* [What you are asked to do]:
Pull out all lines from the listing below in which the word "title" appears.

Dataset entries on figures
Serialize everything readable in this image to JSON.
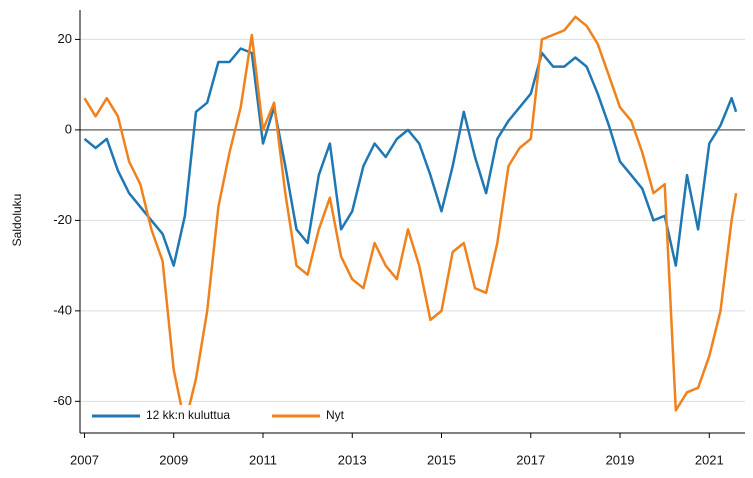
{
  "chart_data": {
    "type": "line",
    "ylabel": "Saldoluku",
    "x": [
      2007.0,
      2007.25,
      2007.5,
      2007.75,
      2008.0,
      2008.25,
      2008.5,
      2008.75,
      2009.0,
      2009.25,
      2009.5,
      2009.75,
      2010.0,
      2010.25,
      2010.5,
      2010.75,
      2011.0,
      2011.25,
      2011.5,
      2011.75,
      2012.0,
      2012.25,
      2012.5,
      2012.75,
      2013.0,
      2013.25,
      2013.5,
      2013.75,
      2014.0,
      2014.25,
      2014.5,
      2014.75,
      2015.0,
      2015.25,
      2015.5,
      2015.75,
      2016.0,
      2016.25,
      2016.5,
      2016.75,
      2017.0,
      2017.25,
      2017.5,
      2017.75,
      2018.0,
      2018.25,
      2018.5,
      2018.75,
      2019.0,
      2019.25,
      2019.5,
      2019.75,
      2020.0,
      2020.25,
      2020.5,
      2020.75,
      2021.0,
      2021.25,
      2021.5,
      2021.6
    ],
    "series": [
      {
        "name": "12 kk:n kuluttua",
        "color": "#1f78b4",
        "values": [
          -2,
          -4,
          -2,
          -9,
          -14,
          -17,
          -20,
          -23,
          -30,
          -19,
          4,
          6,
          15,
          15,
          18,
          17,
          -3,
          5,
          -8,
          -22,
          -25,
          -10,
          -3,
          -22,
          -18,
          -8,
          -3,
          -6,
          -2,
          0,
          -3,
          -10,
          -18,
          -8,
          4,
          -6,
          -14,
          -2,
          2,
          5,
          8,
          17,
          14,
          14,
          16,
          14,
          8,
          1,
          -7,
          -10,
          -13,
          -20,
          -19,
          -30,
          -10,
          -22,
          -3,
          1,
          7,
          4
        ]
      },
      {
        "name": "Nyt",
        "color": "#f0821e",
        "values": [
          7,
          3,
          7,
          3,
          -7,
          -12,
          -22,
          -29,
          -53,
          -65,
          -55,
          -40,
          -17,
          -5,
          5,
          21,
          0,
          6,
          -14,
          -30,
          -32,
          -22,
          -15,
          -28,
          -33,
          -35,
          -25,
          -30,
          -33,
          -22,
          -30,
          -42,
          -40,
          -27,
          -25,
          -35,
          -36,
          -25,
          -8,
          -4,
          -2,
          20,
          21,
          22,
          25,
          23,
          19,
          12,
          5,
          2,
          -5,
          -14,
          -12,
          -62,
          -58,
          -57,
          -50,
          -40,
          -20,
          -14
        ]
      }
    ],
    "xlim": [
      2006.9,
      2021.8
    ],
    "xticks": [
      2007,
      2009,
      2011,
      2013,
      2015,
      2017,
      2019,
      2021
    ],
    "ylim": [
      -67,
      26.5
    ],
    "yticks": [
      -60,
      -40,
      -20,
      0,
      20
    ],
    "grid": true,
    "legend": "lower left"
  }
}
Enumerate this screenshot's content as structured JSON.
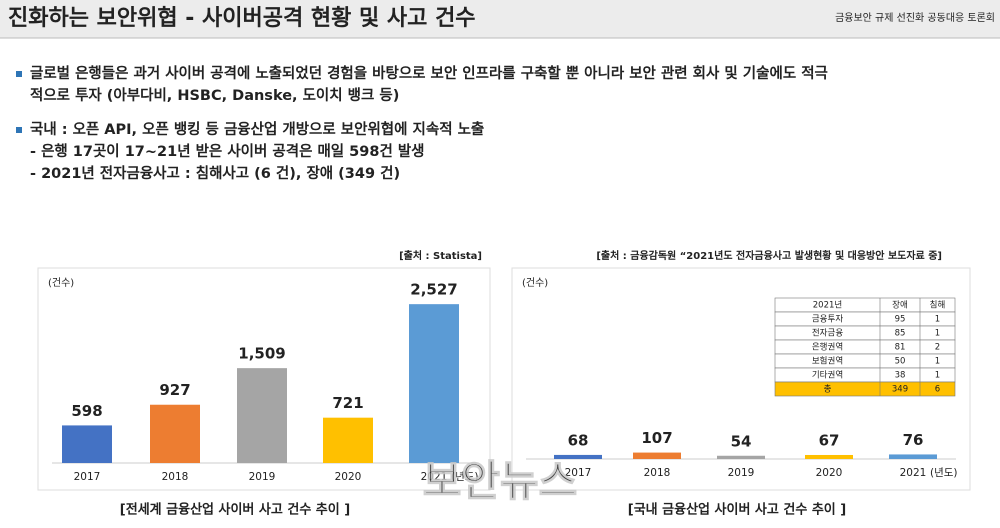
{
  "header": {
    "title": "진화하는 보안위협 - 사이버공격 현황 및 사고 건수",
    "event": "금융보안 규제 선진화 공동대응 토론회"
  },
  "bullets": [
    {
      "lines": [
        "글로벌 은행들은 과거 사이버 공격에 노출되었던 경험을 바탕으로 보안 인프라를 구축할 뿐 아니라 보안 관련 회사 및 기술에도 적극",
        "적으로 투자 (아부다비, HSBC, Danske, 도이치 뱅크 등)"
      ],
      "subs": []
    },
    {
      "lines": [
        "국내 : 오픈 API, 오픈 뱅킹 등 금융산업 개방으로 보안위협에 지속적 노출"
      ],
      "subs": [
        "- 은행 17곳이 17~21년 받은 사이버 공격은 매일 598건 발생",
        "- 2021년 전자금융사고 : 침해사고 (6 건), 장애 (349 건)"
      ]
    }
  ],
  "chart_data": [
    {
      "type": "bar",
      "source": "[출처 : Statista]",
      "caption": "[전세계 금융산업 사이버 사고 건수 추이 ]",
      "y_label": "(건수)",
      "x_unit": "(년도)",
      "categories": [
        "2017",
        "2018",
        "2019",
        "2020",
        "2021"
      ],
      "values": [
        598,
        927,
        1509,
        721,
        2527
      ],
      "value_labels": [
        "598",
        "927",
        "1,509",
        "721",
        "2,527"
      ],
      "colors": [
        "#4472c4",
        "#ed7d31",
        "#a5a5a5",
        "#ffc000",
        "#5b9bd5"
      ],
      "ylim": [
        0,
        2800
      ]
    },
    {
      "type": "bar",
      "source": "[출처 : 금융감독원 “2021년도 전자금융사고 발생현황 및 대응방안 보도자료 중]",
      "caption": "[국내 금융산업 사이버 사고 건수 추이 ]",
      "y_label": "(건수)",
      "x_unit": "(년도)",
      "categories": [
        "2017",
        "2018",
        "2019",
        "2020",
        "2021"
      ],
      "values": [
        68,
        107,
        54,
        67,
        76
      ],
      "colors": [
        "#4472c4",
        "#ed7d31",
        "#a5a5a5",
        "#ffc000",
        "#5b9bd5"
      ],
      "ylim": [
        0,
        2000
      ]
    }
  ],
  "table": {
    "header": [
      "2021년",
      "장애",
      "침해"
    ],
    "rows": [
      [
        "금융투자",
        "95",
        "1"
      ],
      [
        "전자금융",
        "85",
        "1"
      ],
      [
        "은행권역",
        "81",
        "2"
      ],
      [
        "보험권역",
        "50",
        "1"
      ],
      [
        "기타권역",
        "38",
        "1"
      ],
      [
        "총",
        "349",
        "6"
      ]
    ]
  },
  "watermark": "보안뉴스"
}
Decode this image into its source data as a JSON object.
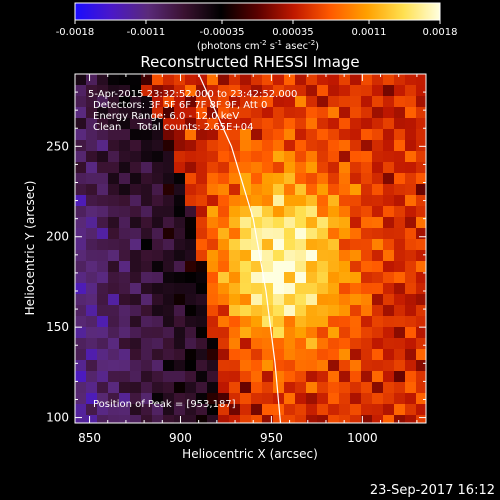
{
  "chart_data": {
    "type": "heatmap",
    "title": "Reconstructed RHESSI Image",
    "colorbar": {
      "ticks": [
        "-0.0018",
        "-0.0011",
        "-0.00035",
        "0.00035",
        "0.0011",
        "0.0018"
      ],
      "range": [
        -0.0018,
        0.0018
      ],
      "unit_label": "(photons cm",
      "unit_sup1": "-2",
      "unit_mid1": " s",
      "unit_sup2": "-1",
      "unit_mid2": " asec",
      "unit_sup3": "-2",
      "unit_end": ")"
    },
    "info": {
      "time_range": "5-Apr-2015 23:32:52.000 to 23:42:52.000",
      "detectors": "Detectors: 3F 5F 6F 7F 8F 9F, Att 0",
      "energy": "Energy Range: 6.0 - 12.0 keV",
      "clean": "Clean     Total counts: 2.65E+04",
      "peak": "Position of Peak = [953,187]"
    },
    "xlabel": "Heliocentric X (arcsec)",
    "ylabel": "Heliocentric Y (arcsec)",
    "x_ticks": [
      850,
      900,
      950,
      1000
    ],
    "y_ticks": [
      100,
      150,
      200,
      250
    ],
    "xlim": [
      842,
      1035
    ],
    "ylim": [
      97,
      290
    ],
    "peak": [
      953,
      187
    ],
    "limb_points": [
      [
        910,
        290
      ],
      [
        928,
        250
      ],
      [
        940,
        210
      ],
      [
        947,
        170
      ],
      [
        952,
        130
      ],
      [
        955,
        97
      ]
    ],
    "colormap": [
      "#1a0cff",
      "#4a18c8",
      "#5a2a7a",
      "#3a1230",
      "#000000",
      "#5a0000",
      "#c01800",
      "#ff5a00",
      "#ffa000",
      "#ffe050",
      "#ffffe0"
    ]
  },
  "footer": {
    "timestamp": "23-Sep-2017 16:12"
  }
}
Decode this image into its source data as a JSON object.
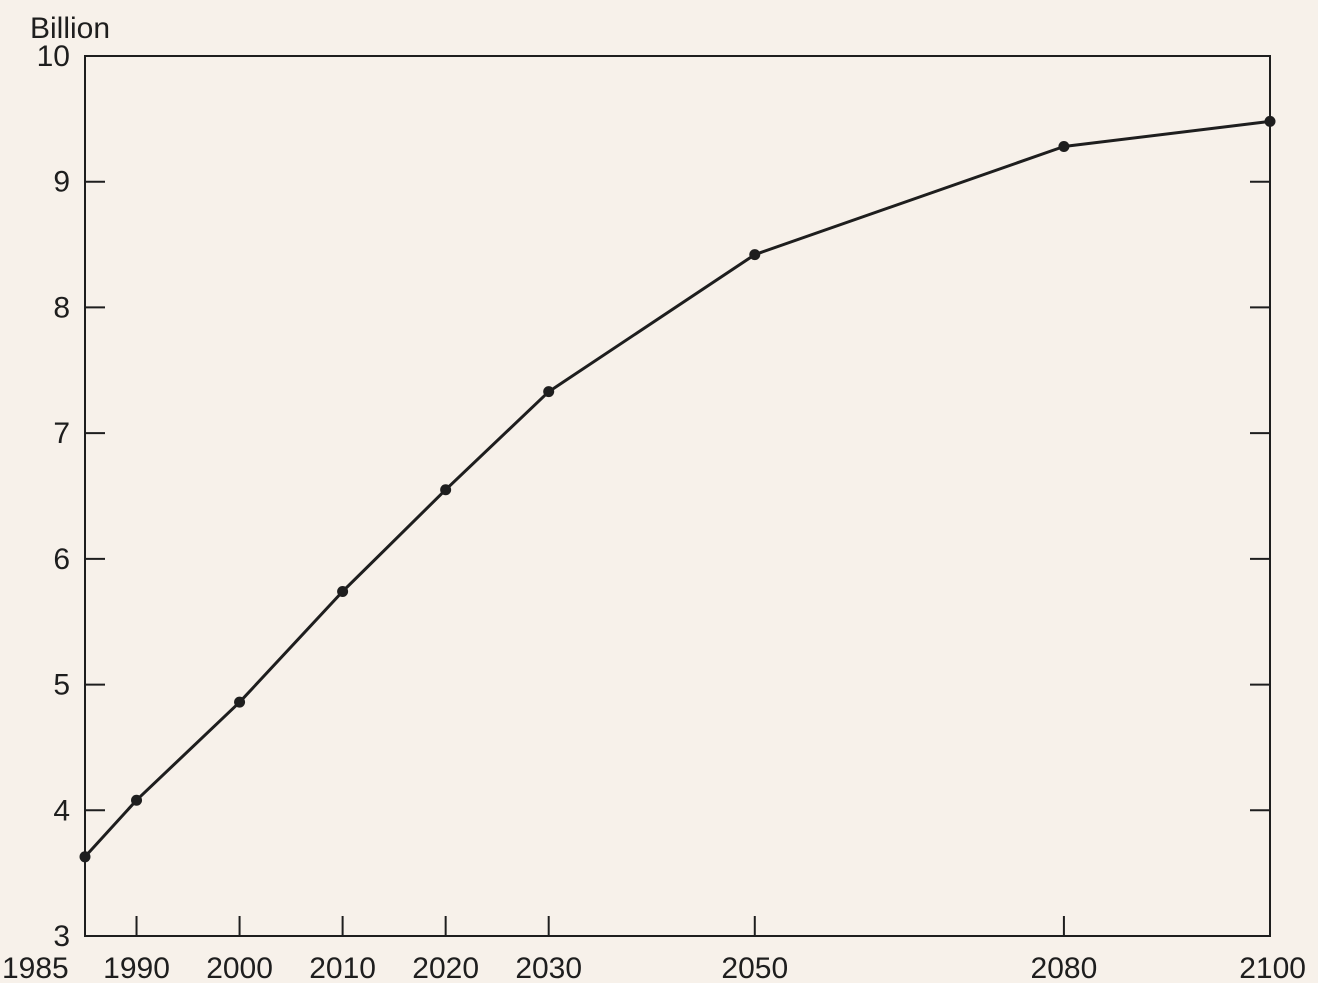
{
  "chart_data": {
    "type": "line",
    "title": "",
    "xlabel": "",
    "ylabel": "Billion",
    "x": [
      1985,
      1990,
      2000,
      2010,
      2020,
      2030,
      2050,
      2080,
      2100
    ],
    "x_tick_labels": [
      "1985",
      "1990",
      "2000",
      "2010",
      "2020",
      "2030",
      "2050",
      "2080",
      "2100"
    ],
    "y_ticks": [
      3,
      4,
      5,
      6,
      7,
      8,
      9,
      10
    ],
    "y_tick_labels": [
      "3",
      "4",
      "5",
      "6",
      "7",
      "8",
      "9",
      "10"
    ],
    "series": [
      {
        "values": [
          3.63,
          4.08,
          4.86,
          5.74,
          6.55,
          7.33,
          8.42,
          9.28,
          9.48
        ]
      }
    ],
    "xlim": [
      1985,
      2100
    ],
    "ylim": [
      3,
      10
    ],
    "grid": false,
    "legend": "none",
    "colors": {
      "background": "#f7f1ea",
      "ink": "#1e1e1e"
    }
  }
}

* [In response]:
    "title": "진화하는 보안위협 - 사이버공격 현황 및 사고 건수",
    "title": "Reconstructed RHESSI Image",
    "title": "",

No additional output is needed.